What this task involves:
Copy each line of the records that holds the string "JSON".

The records:

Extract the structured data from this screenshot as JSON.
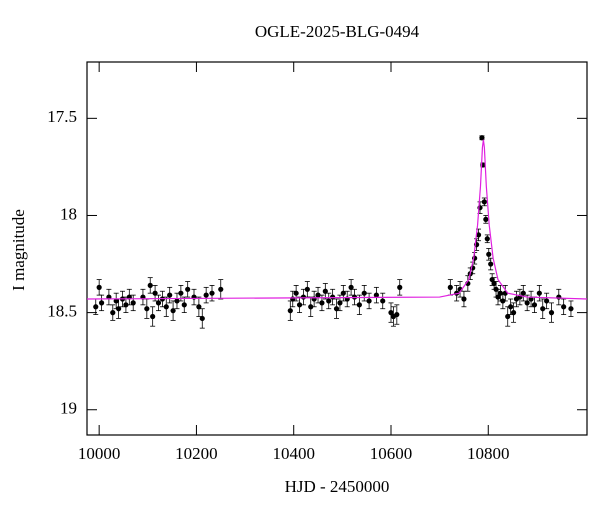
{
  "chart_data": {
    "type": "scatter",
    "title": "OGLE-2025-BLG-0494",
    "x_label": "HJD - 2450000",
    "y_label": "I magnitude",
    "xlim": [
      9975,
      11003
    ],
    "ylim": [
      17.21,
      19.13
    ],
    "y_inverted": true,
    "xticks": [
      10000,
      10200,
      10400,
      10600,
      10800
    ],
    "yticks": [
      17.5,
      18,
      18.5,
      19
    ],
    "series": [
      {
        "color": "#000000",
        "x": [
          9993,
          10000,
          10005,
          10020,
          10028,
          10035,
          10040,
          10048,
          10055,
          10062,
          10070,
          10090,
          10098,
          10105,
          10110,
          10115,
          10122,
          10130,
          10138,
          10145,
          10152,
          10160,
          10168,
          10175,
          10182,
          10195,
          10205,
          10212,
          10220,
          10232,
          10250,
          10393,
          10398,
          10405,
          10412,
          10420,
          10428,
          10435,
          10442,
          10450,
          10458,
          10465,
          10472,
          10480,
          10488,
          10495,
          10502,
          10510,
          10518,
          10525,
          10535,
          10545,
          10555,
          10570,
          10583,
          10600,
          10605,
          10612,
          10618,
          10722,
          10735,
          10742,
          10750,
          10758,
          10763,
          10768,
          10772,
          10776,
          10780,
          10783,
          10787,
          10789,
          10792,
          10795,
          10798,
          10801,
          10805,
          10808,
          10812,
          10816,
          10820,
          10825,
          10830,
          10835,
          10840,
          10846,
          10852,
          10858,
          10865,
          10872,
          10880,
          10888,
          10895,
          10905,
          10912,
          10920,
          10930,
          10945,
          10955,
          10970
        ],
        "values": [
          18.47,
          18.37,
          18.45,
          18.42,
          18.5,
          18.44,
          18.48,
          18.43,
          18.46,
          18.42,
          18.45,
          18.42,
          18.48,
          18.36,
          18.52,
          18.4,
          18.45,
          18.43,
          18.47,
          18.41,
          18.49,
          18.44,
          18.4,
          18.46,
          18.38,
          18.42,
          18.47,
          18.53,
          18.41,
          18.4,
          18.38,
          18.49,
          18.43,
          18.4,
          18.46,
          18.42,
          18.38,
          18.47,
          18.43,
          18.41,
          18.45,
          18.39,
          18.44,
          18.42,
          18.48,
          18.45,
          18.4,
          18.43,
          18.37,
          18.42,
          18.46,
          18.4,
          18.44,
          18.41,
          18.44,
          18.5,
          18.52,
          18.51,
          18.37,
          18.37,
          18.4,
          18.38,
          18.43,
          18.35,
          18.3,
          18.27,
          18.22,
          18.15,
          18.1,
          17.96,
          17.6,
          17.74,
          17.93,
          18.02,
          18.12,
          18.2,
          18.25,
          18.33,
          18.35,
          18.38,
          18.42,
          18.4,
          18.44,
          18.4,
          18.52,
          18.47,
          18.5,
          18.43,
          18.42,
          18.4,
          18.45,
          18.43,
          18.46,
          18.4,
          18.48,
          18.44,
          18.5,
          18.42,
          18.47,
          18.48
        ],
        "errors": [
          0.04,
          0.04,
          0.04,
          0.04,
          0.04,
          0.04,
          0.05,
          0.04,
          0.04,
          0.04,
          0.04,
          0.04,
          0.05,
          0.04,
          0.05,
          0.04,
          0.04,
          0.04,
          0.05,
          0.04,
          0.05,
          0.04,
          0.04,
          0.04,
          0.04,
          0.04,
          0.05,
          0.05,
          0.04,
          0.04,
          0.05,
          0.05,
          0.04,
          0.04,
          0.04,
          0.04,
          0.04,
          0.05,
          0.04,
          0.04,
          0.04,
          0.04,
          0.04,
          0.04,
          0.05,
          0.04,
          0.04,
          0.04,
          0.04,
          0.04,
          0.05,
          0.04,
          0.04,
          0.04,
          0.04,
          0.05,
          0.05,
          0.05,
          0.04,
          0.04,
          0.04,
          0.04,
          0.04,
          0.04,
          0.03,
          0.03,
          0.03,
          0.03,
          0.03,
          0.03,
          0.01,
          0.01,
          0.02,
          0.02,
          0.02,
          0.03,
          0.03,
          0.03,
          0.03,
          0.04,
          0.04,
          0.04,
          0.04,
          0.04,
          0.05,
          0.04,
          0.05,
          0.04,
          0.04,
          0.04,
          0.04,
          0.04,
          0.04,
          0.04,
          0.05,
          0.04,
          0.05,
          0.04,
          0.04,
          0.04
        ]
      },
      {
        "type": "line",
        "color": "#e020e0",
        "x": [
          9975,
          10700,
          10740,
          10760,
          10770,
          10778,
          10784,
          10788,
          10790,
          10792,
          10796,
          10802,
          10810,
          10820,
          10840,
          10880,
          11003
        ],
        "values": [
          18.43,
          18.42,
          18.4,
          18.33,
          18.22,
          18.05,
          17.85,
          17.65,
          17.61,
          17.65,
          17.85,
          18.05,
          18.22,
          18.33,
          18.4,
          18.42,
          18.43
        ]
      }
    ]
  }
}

==

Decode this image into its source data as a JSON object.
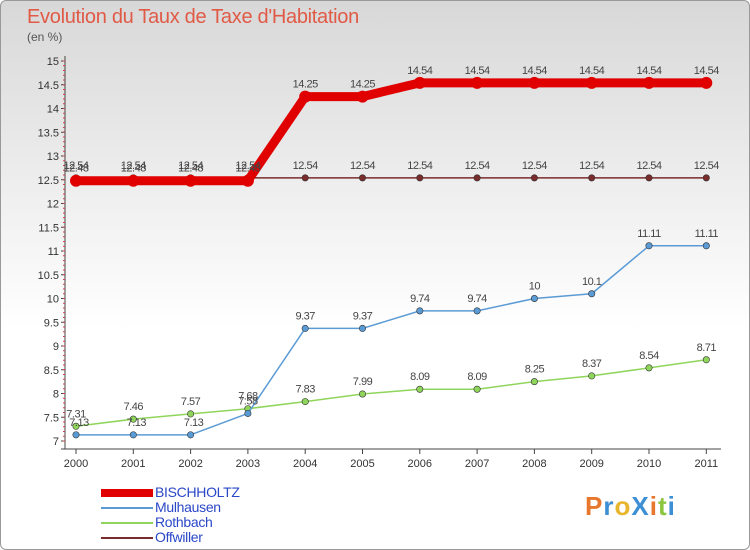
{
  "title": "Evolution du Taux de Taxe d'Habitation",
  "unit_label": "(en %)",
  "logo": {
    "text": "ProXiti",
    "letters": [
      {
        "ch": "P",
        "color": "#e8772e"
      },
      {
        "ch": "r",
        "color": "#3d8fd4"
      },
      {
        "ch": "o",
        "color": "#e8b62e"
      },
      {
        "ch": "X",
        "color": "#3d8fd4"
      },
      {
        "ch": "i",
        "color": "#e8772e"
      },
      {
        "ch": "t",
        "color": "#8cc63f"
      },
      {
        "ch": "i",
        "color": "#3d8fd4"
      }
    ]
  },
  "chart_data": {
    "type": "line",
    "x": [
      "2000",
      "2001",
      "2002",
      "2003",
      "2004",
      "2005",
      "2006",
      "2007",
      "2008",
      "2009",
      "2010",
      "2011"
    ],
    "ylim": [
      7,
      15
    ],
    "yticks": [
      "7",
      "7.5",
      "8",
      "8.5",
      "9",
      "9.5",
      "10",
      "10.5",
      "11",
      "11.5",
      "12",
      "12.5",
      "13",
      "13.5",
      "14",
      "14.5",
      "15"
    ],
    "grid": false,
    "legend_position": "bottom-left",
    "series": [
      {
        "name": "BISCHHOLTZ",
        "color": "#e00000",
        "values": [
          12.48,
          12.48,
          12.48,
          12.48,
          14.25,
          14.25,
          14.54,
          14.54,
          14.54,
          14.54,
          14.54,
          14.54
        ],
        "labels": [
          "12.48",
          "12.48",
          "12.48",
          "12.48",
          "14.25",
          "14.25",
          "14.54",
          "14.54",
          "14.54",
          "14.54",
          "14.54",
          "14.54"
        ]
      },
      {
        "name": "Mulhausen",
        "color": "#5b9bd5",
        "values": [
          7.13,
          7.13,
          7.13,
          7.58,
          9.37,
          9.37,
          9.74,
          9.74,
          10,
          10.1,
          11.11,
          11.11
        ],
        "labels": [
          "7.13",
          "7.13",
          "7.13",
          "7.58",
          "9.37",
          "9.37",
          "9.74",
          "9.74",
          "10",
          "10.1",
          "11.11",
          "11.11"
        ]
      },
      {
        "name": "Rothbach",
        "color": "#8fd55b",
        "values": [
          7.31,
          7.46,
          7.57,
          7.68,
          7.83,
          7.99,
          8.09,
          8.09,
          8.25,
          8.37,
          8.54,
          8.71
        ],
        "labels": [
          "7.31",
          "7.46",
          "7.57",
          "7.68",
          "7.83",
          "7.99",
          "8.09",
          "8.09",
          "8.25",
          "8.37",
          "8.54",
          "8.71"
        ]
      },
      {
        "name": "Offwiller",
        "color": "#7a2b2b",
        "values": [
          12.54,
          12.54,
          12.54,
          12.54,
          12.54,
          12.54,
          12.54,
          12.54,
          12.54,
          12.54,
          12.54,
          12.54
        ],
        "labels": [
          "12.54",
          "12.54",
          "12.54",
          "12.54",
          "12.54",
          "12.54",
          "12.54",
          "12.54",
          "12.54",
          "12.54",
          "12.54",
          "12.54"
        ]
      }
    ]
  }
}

Result of the task:
Extract the structured data from this screenshot as JSON.
Decode this image into its source data as a JSON object.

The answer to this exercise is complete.